What is required: Transcribe the records exactly. Pictures do not belong in the transcription.

Working data:
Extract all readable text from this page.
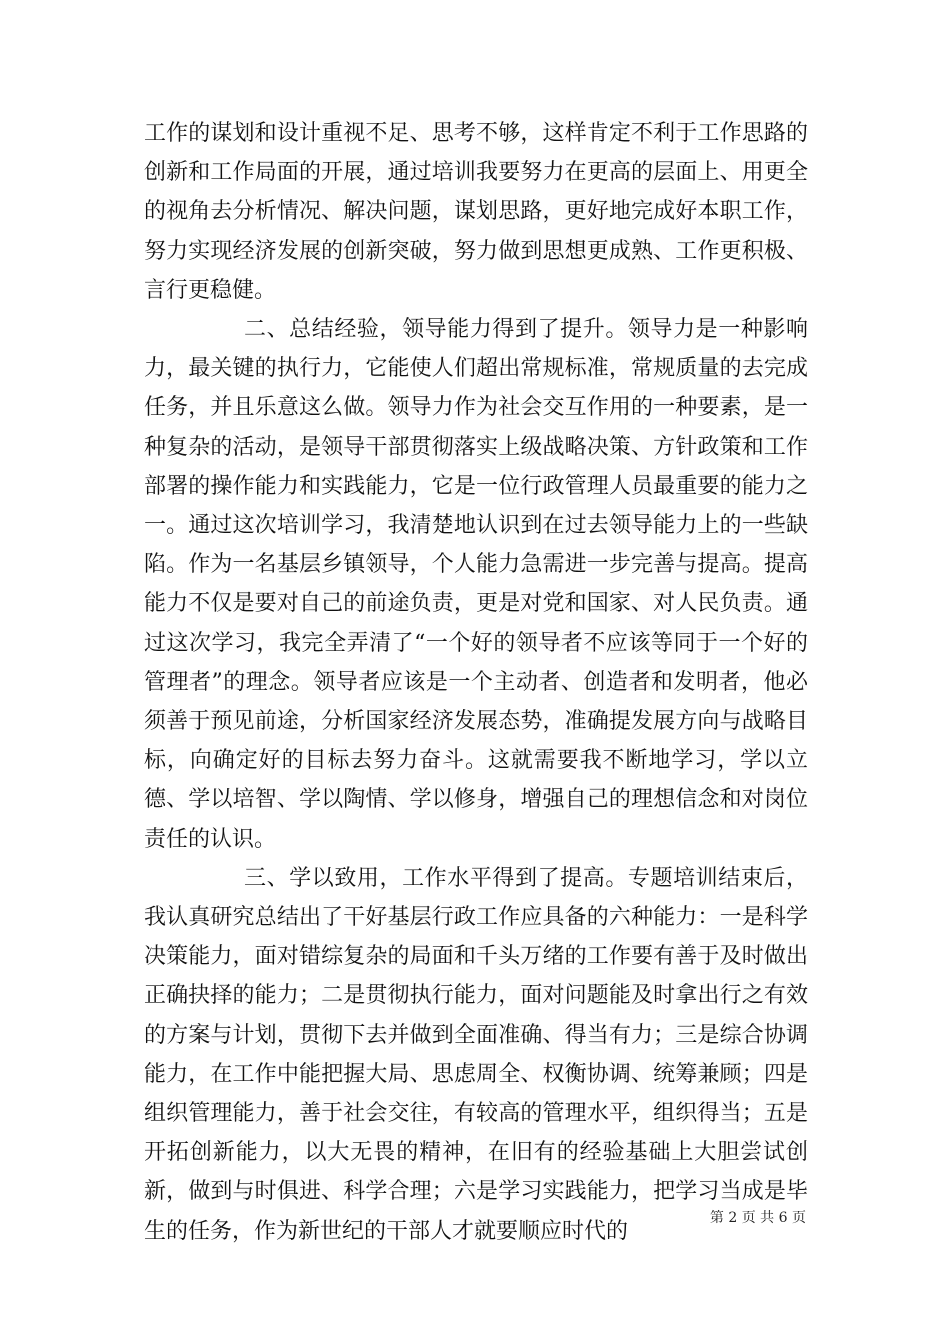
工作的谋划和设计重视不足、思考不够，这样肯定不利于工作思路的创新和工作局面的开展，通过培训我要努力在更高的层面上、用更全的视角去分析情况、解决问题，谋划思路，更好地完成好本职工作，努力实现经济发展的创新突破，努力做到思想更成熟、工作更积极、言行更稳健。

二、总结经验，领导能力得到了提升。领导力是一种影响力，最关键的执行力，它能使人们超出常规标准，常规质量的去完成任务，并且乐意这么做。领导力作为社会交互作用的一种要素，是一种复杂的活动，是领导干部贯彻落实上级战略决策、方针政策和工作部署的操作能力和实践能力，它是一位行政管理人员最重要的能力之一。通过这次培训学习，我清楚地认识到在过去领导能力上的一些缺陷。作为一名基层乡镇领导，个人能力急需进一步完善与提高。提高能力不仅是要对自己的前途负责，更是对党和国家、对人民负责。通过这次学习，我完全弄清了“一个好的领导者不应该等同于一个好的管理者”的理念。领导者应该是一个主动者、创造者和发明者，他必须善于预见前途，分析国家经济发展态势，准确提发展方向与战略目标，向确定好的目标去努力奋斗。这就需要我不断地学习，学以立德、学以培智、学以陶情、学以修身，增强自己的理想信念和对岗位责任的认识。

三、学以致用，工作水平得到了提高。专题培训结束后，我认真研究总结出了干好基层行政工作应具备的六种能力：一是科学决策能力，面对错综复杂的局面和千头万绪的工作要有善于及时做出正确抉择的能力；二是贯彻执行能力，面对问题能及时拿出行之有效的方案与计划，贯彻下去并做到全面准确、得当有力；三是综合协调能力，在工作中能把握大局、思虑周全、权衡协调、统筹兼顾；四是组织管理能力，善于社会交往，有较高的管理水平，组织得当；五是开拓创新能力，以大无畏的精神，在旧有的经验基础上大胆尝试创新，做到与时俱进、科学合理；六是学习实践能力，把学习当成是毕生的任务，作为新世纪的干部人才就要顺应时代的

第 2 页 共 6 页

Solution for this task:
Extract all readable text from this page.
工作的谋划和设计重视不足、思考不够，这样肯定不利于工作思路的创新和工作局面的开展，通过培训我要努力在更高的层面上、用更全的视角去分析情况、解决问题，谋划思路，更好地完成好本职工作，努力实现经济发展的创新突破，努力做到思想更成熟、工作更积极、言行更稳健。

二、总结经验，领导能力得到了提升。领导力是一种影响力，最关键的执行力，它能使人们超出常规标准，常规质量的去完成任务，并且乐意这么做。领导力作为社会交互作用的一种要素，是一种复杂的活动，是领导干部贯彻落实上级战略决策、方针政策和工作部署的操作能力和实践能力，它是一位行政管理人员最重要的能力之一。通过这次培训学习，我清楚地认识到在过去领导能力上的一些缺陷。作为一名基层乡镇领导，个人能力急需进一步完善与提高。提高能力不仅是要对自己的前途负责，更是对党和国家、对人民负责。通过这次学习，我完全弄清了“一个好的领导者不应该等同于一个好的管理者”的理念。领导者应该是一个主动者、创造者和发明者，他必须善于预见前途，分析国家经济发展态势，准确提发展方向与战略目标，向确定好的目标去努力奋斗。这就需要我不断地学习，学以立德、学以培智、学以陶情、学以修身，增强自己的理想信念和对岗位责任的认识。

三、学以致用，工作水平得到了提高。专题培训结束后，我认真研究总结出了干好基层行政工作应具备的六种能力：一是科学决策能力，面对错综复杂的局面和千头万绪的工作要有善于及时做出正确抉择的能力；二是贯彻执行能力，面对问题能及时拿出行之有效的方案与计划，贯彻下去并做到全面准确、得当有力；三是综合协调能力，在工作中能把握大局、思虑周全、权衡协调、统筹兼顾；四是组织管理能力，善于社会交往，有较高的管理水平，组织得当；五是开拓创新能力，以大无畏的精神，在旧有的经验基础上大胆尝试创新，做到与时俱进、科学合理；六是学习实践能力，把学习当成是毕生的任务，作为新世纪的干部人才就要顺应时代的

第 2 页 共 6 页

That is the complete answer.